Excerpts from a layout annotation set:
══════════

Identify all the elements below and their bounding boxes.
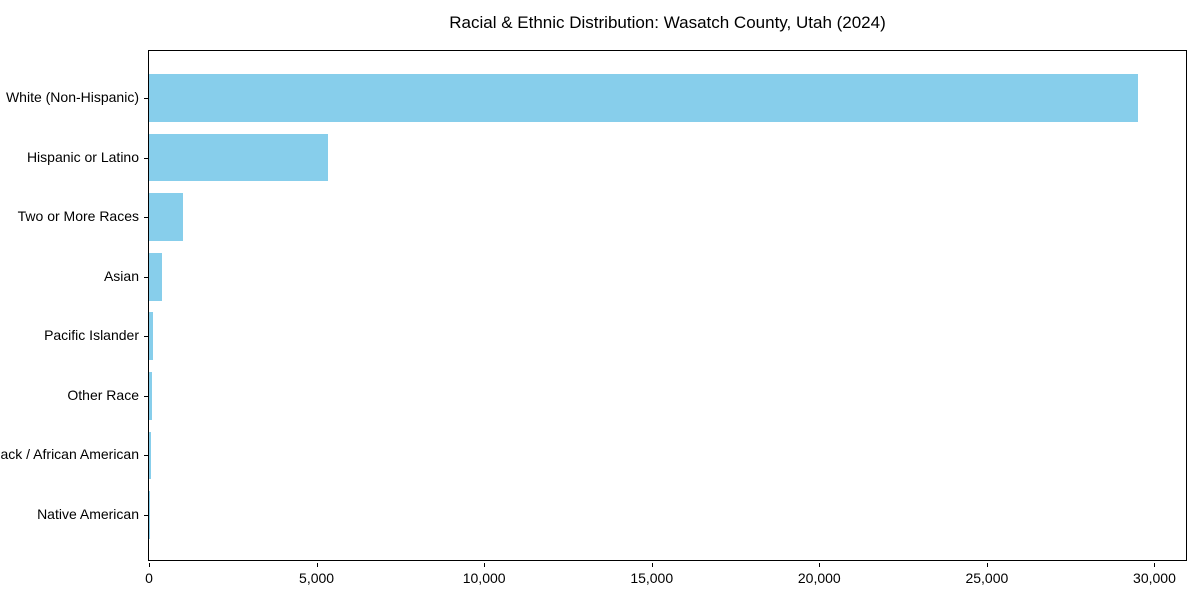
x-tick-mark xyxy=(149,563,150,567)
y-tick-mark xyxy=(144,395,148,397)
y-category-label: White (Non-Hispanic) xyxy=(5,89,139,106)
plot-area: 0 5,000 10,000 15,000 20,000 25,000 30,000 xyxy=(144,50,1187,586)
bar-black-african-american xyxy=(149,431,152,480)
x-tick-label: 20,000 xyxy=(797,570,841,586)
y-category-label: Asian xyxy=(103,267,139,284)
bar-hispanic-or-latino xyxy=(149,133,329,182)
x-tick-label: 0 xyxy=(145,570,153,586)
x-tick-label: 5,000 xyxy=(299,570,335,586)
x-tick-mark xyxy=(1154,563,1156,567)
y-tick-mark xyxy=(144,217,148,219)
x-tick-label: 30,000 xyxy=(1133,570,1176,586)
bar-other-race xyxy=(149,372,153,420)
y-tick-mark xyxy=(144,455,148,457)
y-tick-mark xyxy=(144,98,148,100)
bar-pacific-islander xyxy=(149,312,154,361)
x-tick-mark xyxy=(986,563,988,567)
chart-title: Racial & Ethnic Distribution: Wasatch Co… xyxy=(449,13,886,32)
x-tick-mark xyxy=(484,563,486,567)
y-tick-mark xyxy=(144,514,148,516)
x-tick-label: 25,000 xyxy=(965,570,1009,586)
bar-white-non-hispanic xyxy=(149,74,1138,122)
x-tick-label: 15,000 xyxy=(630,570,674,586)
x-tick-label: 10,000 xyxy=(462,570,506,586)
y-category-label: Other Race xyxy=(67,386,139,403)
y-tick-mark xyxy=(144,157,148,159)
y-category-label: Pacific Islander xyxy=(44,327,139,344)
y-category-label: Two or More Races xyxy=(17,208,139,225)
x-tick-mark xyxy=(819,563,821,567)
x-tick-mark xyxy=(651,563,653,567)
y-tick-mark xyxy=(144,336,148,338)
bar-two-or-more-races xyxy=(149,193,183,241)
y-category-label: Black / African American xyxy=(0,446,139,463)
y-tick-mark xyxy=(144,276,148,278)
x-tick-mark xyxy=(316,563,318,567)
y-category-label: Native American xyxy=(37,505,139,522)
y-category-label: Hispanic or Latino xyxy=(26,148,139,165)
bar-asian xyxy=(149,252,162,301)
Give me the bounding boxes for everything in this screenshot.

══════════

Reproduce all of the material above line for line, leaving out the picture.

§ Exercise solution:
Identify all the elements below and their bounding boxes.
x-tick-mark xyxy=(149,563,150,567)
y-tick-mark xyxy=(144,395,148,397)
y-category-label: White (Non-Hispanic) xyxy=(5,89,139,106)
plot-area: 0 5,000 10,000 15,000 20,000 25,000 30,000 xyxy=(144,50,1187,586)
bar-black-african-american xyxy=(149,431,152,480)
x-tick-label: 20,000 xyxy=(797,570,841,586)
y-category-label: Asian xyxy=(103,267,139,284)
bar-hispanic-or-latino xyxy=(149,133,329,182)
x-tick-label: 0 xyxy=(145,570,153,586)
x-tick-label: 5,000 xyxy=(299,570,335,586)
x-tick-mark xyxy=(1154,563,1156,567)
y-tick-mark xyxy=(144,217,148,219)
x-tick-label: 30,000 xyxy=(1133,570,1176,586)
bar-other-race xyxy=(149,372,153,420)
y-tick-mark xyxy=(144,455,148,457)
y-tick-mark xyxy=(144,98,148,100)
bar-pacific-islander xyxy=(149,312,154,361)
x-tick-mark xyxy=(986,563,988,567)
chart-title: Racial & Ethnic Distribution: Wasatch Co… xyxy=(449,13,886,32)
x-tick-mark xyxy=(484,563,486,567)
y-tick-mark xyxy=(144,514,148,516)
x-tick-label: 25,000 xyxy=(965,570,1009,586)
bar-white-non-hispanic xyxy=(149,74,1138,122)
x-tick-label: 15,000 xyxy=(630,570,674,586)
x-tick-label: 10,000 xyxy=(462,570,506,586)
y-category-label: Other Race xyxy=(67,386,139,403)
y-tick-mark xyxy=(144,157,148,159)
y-category-label: Pacific Islander xyxy=(44,327,139,344)
y-category-label: Two or More Races xyxy=(17,208,139,225)
x-tick-mark xyxy=(819,563,821,567)
x-tick-mark xyxy=(651,563,653,567)
y-tick-mark xyxy=(144,336,148,338)
bar-two-or-more-races xyxy=(149,193,183,241)
y-category-label: Black / African American xyxy=(0,446,139,463)
y-tick-mark xyxy=(144,276,148,278)
x-tick-mark xyxy=(316,563,318,567)
y-category-label: Native American xyxy=(37,505,139,522)
y-category-label: Hispanic or Latino xyxy=(26,148,139,165)
bar-asian xyxy=(149,252,162,301)
Give me the bounding boxes for everything in this screenshot.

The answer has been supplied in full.